§ **Instructions to follow**:
Copy all of the material word for word, except for the pictures.

§ **The input**:
* * * * * * * * *

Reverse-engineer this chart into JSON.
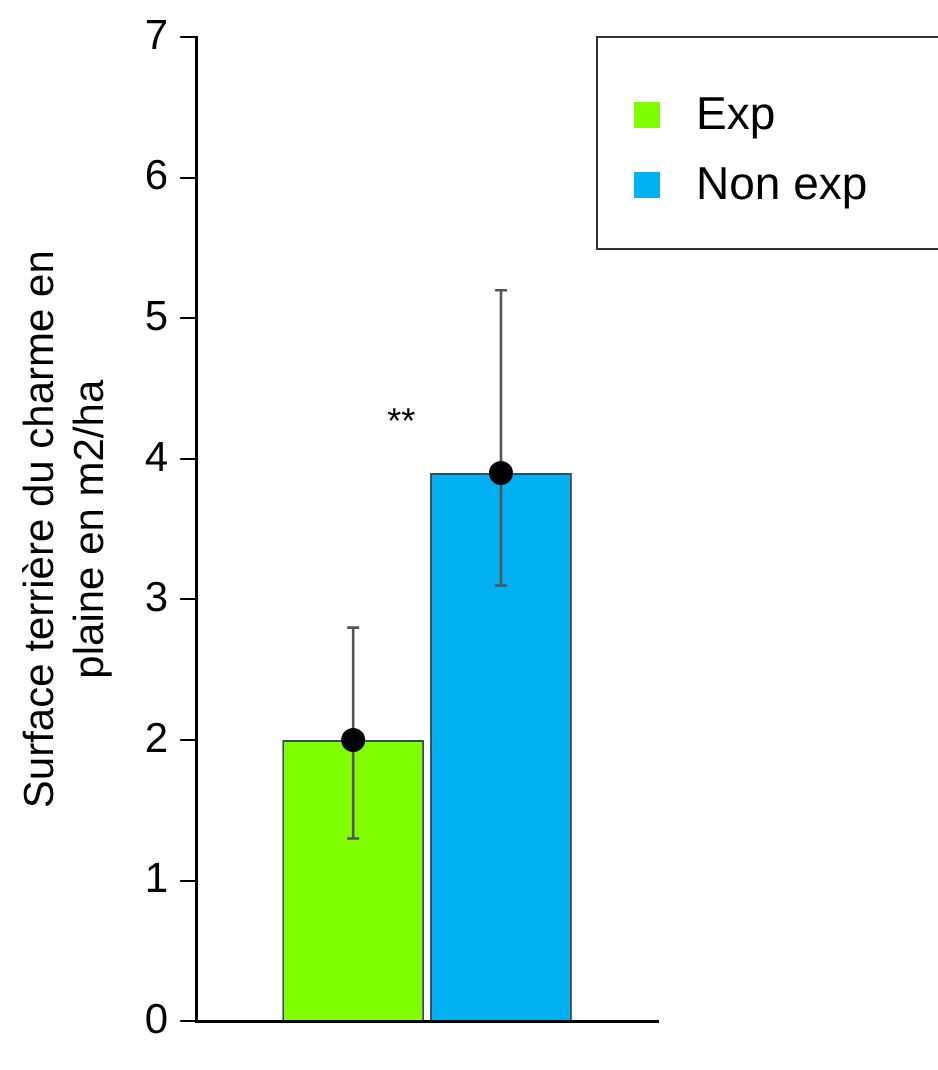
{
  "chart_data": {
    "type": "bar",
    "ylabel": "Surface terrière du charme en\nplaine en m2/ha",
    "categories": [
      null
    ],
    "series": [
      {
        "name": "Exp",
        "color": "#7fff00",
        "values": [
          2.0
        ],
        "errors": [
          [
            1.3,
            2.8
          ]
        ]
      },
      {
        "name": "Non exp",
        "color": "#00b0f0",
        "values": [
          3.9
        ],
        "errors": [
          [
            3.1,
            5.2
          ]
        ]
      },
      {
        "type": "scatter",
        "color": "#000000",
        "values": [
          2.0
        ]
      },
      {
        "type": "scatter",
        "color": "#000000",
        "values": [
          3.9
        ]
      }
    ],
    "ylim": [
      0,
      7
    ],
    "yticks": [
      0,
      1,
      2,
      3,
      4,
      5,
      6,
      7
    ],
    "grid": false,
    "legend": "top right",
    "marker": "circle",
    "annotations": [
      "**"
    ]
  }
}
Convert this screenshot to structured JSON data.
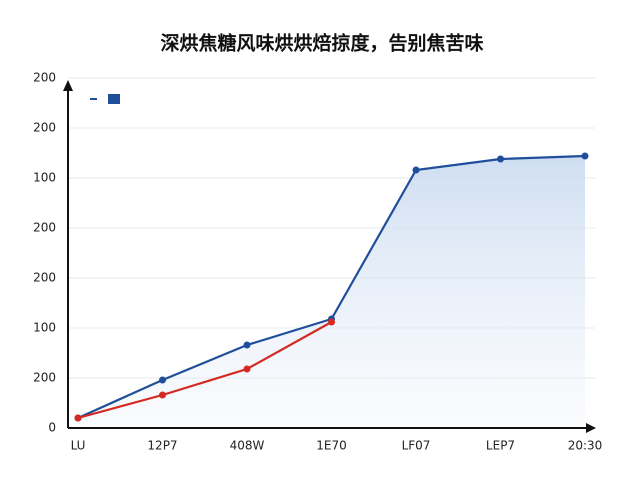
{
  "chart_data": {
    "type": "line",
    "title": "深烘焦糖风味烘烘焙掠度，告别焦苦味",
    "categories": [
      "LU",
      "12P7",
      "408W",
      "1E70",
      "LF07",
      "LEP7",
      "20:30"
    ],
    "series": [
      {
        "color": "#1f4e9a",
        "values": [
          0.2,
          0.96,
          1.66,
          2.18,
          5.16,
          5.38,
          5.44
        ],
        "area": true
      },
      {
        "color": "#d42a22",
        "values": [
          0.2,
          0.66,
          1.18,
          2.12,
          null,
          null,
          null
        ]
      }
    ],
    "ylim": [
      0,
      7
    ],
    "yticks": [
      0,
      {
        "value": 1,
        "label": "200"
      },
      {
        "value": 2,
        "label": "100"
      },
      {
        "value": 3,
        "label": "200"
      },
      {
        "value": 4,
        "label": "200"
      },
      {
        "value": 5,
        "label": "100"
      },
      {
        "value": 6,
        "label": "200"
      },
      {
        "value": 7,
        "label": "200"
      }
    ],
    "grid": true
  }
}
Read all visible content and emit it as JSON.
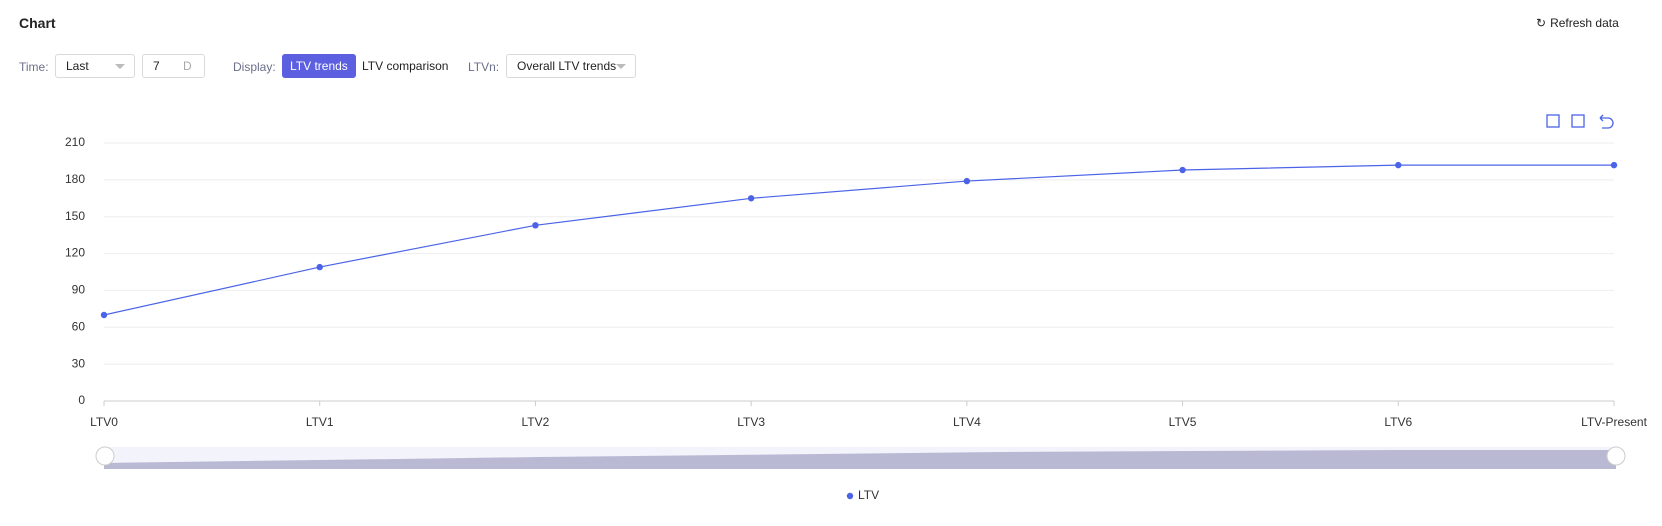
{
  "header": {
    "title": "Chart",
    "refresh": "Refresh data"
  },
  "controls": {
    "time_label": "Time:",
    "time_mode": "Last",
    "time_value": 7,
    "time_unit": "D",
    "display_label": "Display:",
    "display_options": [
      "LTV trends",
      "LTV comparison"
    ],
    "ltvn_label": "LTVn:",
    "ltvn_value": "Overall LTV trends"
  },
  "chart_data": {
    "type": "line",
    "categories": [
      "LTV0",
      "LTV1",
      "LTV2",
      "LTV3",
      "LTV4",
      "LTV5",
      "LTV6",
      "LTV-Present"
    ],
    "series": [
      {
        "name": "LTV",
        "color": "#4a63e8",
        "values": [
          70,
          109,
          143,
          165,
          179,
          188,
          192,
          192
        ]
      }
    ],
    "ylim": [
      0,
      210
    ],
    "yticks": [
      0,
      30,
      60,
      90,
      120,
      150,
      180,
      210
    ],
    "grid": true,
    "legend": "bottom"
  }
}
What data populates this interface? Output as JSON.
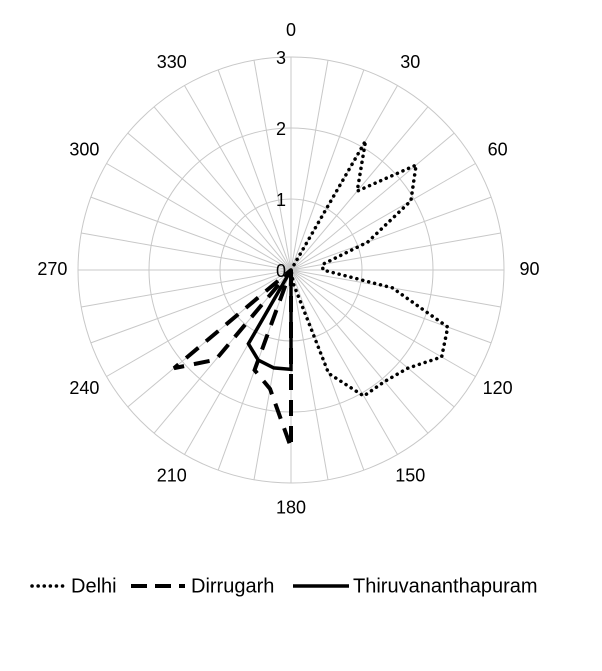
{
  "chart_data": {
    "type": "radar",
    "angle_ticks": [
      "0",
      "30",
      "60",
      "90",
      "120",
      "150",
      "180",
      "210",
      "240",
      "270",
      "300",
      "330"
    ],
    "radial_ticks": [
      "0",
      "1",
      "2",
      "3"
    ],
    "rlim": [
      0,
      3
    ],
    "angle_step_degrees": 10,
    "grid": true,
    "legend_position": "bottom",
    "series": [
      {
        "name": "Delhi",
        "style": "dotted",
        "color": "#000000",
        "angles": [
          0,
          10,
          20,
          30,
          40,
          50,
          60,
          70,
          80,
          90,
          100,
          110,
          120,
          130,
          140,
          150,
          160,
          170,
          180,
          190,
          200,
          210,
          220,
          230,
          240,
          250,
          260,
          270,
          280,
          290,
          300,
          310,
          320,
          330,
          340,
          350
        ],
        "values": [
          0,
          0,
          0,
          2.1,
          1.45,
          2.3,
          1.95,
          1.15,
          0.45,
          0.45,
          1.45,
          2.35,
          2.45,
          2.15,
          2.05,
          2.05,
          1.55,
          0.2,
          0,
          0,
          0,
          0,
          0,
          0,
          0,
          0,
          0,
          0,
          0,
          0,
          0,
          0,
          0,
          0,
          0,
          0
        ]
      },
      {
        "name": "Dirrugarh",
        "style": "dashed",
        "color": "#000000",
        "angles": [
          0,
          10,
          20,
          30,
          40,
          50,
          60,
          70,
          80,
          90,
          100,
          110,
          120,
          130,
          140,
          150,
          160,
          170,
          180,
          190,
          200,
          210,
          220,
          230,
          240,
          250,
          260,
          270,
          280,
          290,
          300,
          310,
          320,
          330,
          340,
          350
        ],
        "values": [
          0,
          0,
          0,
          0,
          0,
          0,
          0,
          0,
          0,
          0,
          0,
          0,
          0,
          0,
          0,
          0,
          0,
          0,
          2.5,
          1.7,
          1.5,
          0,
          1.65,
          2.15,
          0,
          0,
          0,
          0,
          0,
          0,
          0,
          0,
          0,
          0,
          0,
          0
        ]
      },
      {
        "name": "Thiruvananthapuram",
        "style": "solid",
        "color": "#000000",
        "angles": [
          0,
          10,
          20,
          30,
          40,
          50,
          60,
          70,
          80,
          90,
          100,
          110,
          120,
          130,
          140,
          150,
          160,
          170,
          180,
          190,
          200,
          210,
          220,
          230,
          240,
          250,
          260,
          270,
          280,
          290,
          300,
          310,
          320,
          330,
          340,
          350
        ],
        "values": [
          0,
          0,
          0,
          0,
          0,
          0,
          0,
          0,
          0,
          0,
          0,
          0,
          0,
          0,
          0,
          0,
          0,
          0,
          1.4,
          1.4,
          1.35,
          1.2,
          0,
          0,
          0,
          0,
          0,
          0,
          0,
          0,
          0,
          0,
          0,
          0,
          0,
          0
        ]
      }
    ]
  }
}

* * * * * * * * *

§ **Right answer**:
Reverse-engineer this chart into JSON.
{
  "chart_data": {
    "type": "bar",
    "ylabel": "Surface terrière du charme en\nplaine en m2/ha",
    "categories": [
      null
    ],
    "series": [
      {
        "name": "Exp",
        "color": "#7fff00",
        "values": [
          2.0
        ],
        "errors": [
          [
            1.3,
            2.8
          ]
        ]
      },
      {
        "name": "Non exp",
        "color": "#00b0f0",
        "values": [
          3.9
        ],
        "errors": [
          [
            3.1,
            5.2
          ]
        ]
      },
      {
        "type": "scatter",
        "color": "#000000",
        "values": [
          2.0
        ]
      },
      {
        "type": "scatter",
        "color": "#000000",
        "values": [
          3.9
        ]
      }
    ],
    "ylim": [
      0,
      7
    ],
    "yticks": [
      0,
      1,
      2,
      3,
      4,
      5,
      6,
      7
    ],
    "grid": false,
    "legend": "top right",
    "marker": "circle",
    "annotations": [
      "**"
    ]
  }
}
Convert this screenshot to structured JSON data.
{
  "chart_data": {
    "type": "line",
    "title": "深烘焦糖风味烘烘焙掠度，告别焦苦味",
    "categories": [
      "LU",
      "12P7",
      "408W",
      "1E70",
      "LF07",
      "LEP7",
      "20:30"
    ],
    "series": [
      {
        "color": "#1f4e9a",
        "values": [
          0.2,
          0.96,
          1.66,
          2.18,
          5.16,
          5.38,
          5.44
        ],
        "area": true
      },
      {
        "color": "#d42a22",
        "values": [
          0.2,
          0.66,
          1.18,
          2.12,
          null,
          null,
          null
        ]
      }
    ],
    "ylim": [
      0,
      7
    ],
    "yticks": [
      0,
      {
        "value": 1,
        "label": "200"
      },
      {
        "value": 2,
        "label": "100"
      },
      {
        "value": 3,
        "label": "200"
      },
      {
        "value": 4,
        "label": "200"
      },
      {
        "value": 5,
        "label": "100"
      },
      {
        "value": 6,
        "label": "200"
      },
      {
        "value": 7,
        "label": "200"
      }
    ],
    "grid": true
  }
}
Read all visible content and emit it as JSON.
{
  "header": {
    "title": "Chart",
    "refresh": "Refresh data"
  },
  "controls": {
    "time_label": "Time:",
    "time_mode": "Last",
    "time_value": 7,
    "time_unit": "D",
    "display_label": "Display:",
    "display_options": [
      "LTV trends",
      "LTV comparison"
    ],
    "ltvn_label": "LTVn:",
    "ltvn_value": "Overall LTV trends"
  },
  "chart_data": {
    "type": "line",
    "categories": [
      "LTV0",
      "LTV1",
      "LTV2",
      "LTV3",
      "LTV4",
      "LTV5",
      "LTV6",
      "LTV-Present"
    ],
    "series": [
      {
        "name": "LTV",
        "color": "#4a63e8",
        "values": [
          70,
          109,
          143,
          165,
          179,
          188,
          192,
          192
        ]
      }
    ],
    "ylim": [
      0,
      210
    ],
    "yticks": [
      0,
      30,
      60,
      90,
      120,
      150,
      180,
      210
    ],
    "grid": true,
    "legend": "bottom"
  }
}
What data populates this interface? Output as JSON.
{
  "chart_data": {
    "type": "radar",
    "angle_ticks": [
      "0",
      "30",
      "60",
      "90",
      "120",
      "150",
      "180",
      "210",
      "240",
      "270",
      "300",
      "330"
    ],
    "radial_ticks": [
      "0",
      "1",
      "2",
      "3"
    ],
    "rlim": [
      0,
      3
    ],
    "angle_step_degrees": 10,
    "grid": true,
    "legend_position": "bottom",
    "series": [
      {
        "name": "Delhi",
        "style": "dotted",
        "color": "#000000",
        "angles": [
          0,
          10,
          20,
          30,
          40,
          50,
          60,
          70,
          80,
          90,
          100,
          110,
          120,
          130,
          140,
          150,
          160,
          170,
          180,
          190,
          200,
          210,
          220,
          230,
          240,
          250,
          260,
          270,
          280,
          290,
          300,
          310,
          320,
          330,
          340,
          350
        ],
        "values": [
          0,
          0,
          0,
          2.1,
          1.45,
          2.3,
          1.95,
          1.15,
          0.45,
          0.45,
          1.45,
          2.35,
          2.45,
          2.15,
          2.05,
          2.05,
          1.55,
          0.2,
          0,
          0,
          0,
          0,
          0,
          0,
          0,
          0,
          0,
          0,
          0,
          0,
          0,
          0,
          0,
          0,
          0,
          0
        ]
      },
      {
        "name": "Dirrugarh",
        "style": "dashed",
        "color": "#000000",
        "angles": [
          0,
          10,
          20,
          30,
          40,
          50,
          60,
          70,
          80,
          90,
          100,
          110,
          120,
          130,
          140,
          150,
          160,
          170,
          180,
          190,
          200,
          210,
          220,
          230,
          240,
          250,
          260,
          270,
          280,
          290,
          300,
          310,
          320,
          330,
          340,
          350
        ],
        "values": [
          0,
          0,
          0,
          0,
          0,
          0,
          0,
          0,
          0,
          0,
          0,
          0,
          0,
          0,
          0,
          0,
          0,
          0,
          2.5,
          1.7,
          1.5,
          0,
          1.65,
          2.15,
          0,
          0,
          0,
          0,
          0,
          0,
          0,
          0,
          0,
          0,
          0,
          0
        ]
      },
      {
        "name": "Thiruvananthapuram",
        "style": "solid",
        "color": "#000000",
        "angles": [
          0,
          10,
          20,
          30,
          40,
          50,
          60,
          70,
          80,
          90,
          100,
          110,
          120,
          130,
          140,
          150,
          160,
          170,
          180,
          190,
          200,
          210,
          220,
          230,
          240,
          250,
          260,
          270,
          280,
          290,
          300,
          310,
          320,
          330,
          340,
          350
        ],
        "values": [
          0,
          0,
          0,
          0,
          0,
          0,
          0,
          0,
          0,
          0,
          0,
          0,
          0,
          0,
          0,
          0,
          0,
          0,
          1.4,
          1.4,
          1.35,
          1.2,
          0,
          0,
          0,
          0,
          0,
          0,
          0,
          0,
          0,
          0,
          0,
          0,
          0,
          0
        ]
      }
    ]
  }
}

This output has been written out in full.